■ **DATA PROVIDED**:

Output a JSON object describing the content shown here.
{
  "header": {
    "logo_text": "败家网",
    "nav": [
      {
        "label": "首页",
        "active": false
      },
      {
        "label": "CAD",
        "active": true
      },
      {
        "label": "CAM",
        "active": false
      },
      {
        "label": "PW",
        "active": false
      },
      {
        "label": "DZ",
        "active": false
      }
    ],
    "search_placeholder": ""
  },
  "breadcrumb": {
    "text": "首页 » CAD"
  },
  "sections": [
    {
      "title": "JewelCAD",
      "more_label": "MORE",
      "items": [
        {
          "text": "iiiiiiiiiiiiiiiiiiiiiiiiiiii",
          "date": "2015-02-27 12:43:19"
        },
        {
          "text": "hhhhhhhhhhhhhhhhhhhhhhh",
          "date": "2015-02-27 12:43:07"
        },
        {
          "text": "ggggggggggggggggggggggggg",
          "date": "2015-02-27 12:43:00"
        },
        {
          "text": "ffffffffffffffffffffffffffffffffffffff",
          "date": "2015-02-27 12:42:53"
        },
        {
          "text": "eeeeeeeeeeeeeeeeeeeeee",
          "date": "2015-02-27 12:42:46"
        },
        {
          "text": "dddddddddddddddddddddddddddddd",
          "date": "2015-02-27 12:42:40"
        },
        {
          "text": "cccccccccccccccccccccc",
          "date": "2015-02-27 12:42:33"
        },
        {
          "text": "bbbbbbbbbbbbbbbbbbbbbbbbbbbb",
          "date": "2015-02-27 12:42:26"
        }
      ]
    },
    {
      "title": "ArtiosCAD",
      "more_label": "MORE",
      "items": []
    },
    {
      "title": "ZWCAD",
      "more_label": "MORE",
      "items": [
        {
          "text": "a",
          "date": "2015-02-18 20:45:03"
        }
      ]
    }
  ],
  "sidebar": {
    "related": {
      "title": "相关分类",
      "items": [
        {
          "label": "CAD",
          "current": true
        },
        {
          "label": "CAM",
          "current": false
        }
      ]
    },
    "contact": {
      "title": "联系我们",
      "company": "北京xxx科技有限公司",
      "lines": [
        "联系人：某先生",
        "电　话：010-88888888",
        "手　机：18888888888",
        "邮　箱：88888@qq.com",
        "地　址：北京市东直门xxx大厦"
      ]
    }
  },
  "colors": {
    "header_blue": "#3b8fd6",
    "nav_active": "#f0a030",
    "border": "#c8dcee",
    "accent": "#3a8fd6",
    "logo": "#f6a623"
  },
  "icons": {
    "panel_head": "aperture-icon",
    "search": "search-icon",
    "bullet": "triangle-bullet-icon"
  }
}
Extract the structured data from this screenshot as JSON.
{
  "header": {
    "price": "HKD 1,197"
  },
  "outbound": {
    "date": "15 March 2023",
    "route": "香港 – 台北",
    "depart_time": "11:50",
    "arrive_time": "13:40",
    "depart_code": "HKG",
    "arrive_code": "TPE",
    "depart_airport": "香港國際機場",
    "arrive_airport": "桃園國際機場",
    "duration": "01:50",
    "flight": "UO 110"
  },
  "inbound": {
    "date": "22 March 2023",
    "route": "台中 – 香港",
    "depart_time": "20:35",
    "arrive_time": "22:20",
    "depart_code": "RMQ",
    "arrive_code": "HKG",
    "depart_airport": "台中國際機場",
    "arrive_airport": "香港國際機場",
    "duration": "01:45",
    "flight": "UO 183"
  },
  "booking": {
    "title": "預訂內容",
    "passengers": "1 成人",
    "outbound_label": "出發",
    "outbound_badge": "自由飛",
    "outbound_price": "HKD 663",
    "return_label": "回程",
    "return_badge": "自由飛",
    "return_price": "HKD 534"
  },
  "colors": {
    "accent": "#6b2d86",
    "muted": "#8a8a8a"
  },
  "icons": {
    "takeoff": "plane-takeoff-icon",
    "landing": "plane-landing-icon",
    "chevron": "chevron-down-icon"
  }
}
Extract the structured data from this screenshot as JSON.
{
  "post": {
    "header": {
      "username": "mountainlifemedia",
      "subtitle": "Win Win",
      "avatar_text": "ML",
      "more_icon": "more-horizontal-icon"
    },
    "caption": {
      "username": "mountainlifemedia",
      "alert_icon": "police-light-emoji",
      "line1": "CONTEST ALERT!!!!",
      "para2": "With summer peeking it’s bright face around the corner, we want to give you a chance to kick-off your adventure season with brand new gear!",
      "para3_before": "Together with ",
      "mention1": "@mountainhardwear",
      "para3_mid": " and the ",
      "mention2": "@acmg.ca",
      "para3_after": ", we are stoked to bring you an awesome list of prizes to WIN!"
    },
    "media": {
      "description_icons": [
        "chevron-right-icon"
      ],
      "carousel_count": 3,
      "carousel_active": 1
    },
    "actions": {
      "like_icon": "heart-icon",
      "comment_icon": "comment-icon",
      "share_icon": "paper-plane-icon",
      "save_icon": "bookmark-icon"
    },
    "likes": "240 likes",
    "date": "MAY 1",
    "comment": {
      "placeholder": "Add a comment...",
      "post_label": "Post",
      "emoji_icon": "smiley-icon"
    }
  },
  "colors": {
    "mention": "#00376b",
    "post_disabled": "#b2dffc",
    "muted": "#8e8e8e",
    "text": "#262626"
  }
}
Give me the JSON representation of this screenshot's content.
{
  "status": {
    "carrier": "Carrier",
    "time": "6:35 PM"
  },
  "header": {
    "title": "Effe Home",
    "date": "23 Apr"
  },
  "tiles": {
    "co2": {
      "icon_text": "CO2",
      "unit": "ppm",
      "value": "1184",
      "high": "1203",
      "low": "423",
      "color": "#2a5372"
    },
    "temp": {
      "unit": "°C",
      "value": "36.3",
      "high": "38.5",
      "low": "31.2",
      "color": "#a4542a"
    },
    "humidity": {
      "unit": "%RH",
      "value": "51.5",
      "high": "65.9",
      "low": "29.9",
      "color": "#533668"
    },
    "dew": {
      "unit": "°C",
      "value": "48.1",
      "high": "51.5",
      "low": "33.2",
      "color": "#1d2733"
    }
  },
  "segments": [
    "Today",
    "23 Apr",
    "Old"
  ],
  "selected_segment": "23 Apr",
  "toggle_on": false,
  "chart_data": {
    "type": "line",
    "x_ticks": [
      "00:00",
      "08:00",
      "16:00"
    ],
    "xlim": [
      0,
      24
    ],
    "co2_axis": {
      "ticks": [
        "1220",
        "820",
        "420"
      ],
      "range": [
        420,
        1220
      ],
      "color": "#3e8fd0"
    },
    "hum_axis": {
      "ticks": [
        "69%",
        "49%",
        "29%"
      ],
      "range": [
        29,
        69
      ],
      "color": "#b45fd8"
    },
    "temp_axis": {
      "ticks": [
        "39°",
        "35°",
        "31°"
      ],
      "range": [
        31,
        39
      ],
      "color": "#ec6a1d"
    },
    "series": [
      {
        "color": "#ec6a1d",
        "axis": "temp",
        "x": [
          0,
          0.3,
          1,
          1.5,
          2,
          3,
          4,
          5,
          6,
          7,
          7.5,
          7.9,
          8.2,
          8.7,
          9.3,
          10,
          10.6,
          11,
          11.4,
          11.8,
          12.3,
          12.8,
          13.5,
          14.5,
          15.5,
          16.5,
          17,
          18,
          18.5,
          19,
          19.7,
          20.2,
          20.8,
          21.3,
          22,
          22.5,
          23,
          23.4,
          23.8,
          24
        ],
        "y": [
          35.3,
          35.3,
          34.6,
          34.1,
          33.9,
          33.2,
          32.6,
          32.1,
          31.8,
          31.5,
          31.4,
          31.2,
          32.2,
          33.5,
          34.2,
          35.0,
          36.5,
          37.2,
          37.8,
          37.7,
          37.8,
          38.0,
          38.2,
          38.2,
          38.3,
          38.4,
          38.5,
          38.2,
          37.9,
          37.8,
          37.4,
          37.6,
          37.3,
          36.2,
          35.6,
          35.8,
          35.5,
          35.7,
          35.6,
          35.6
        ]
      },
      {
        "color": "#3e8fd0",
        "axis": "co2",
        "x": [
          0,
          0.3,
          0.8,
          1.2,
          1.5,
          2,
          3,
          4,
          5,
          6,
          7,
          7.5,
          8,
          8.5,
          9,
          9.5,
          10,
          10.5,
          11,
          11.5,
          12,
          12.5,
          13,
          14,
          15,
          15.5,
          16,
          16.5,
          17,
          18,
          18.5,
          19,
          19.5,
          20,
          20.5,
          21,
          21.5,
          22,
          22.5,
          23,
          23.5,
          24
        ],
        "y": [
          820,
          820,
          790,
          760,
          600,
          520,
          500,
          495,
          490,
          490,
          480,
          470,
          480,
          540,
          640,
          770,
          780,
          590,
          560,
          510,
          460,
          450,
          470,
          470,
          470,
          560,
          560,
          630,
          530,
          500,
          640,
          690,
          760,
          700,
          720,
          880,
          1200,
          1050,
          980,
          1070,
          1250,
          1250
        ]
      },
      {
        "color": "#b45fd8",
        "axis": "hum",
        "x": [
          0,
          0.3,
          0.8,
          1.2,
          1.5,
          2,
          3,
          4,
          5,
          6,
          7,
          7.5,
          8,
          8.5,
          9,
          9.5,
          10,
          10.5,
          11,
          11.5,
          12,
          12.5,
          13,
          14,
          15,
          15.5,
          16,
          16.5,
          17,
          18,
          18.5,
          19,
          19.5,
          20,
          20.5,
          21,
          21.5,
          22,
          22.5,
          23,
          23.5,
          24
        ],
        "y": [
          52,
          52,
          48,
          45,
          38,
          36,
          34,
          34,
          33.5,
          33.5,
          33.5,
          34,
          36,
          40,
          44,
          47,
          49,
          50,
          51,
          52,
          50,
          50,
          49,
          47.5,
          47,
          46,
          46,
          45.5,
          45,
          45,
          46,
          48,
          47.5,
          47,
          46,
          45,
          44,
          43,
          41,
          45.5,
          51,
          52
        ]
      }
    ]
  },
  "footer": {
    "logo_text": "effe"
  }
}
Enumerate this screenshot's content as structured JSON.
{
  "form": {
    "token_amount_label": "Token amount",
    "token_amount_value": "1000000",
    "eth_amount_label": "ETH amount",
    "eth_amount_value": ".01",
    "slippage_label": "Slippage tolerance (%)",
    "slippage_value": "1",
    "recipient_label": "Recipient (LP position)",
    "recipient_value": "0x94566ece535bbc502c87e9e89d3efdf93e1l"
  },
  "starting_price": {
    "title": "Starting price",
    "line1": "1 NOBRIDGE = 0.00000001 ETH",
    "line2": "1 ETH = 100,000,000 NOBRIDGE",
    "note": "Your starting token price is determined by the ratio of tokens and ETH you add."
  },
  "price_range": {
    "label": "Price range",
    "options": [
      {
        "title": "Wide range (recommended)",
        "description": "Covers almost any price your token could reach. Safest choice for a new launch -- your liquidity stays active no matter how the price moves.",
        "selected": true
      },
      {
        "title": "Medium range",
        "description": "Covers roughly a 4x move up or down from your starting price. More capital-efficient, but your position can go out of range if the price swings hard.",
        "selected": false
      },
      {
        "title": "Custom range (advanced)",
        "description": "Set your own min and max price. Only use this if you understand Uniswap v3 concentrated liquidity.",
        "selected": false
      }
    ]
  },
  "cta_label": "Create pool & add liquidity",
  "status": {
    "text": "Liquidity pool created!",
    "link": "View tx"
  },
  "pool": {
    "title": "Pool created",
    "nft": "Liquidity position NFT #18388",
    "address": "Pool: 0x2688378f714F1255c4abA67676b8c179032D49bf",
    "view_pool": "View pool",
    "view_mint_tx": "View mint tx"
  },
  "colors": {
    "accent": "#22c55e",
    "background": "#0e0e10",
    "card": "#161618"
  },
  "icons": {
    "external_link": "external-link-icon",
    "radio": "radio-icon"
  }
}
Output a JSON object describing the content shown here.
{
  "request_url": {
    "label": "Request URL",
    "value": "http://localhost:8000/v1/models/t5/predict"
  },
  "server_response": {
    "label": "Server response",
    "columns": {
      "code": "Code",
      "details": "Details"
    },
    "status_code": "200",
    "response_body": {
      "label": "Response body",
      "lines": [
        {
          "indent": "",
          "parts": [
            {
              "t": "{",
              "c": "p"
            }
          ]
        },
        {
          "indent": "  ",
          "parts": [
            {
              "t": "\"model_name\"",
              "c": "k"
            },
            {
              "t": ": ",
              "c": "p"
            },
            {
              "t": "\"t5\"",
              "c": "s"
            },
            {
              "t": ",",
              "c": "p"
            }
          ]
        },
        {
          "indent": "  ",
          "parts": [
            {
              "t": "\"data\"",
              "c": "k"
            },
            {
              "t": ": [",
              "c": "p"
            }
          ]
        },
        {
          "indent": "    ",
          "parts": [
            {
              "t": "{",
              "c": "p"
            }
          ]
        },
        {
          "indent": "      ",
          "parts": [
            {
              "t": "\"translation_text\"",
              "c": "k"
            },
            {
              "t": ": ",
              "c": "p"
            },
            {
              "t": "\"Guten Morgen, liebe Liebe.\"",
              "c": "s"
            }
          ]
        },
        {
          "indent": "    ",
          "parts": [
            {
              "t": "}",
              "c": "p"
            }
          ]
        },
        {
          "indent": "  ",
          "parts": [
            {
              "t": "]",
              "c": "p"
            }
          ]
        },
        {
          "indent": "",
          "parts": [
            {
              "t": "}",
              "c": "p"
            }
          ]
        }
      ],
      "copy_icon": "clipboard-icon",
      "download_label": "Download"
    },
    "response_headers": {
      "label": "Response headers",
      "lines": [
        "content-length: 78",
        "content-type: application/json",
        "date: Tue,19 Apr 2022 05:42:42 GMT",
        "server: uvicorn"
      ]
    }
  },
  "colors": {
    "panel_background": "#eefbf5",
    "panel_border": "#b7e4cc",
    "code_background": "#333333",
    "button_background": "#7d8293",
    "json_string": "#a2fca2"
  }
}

■ **DO THIS**:
Where a line of the material above holds the string "created", copy that line.

■ **RESPONSE TO THE EXERCISE**:
    "text": "Liquidity pool created!",
    "title": "Pool created",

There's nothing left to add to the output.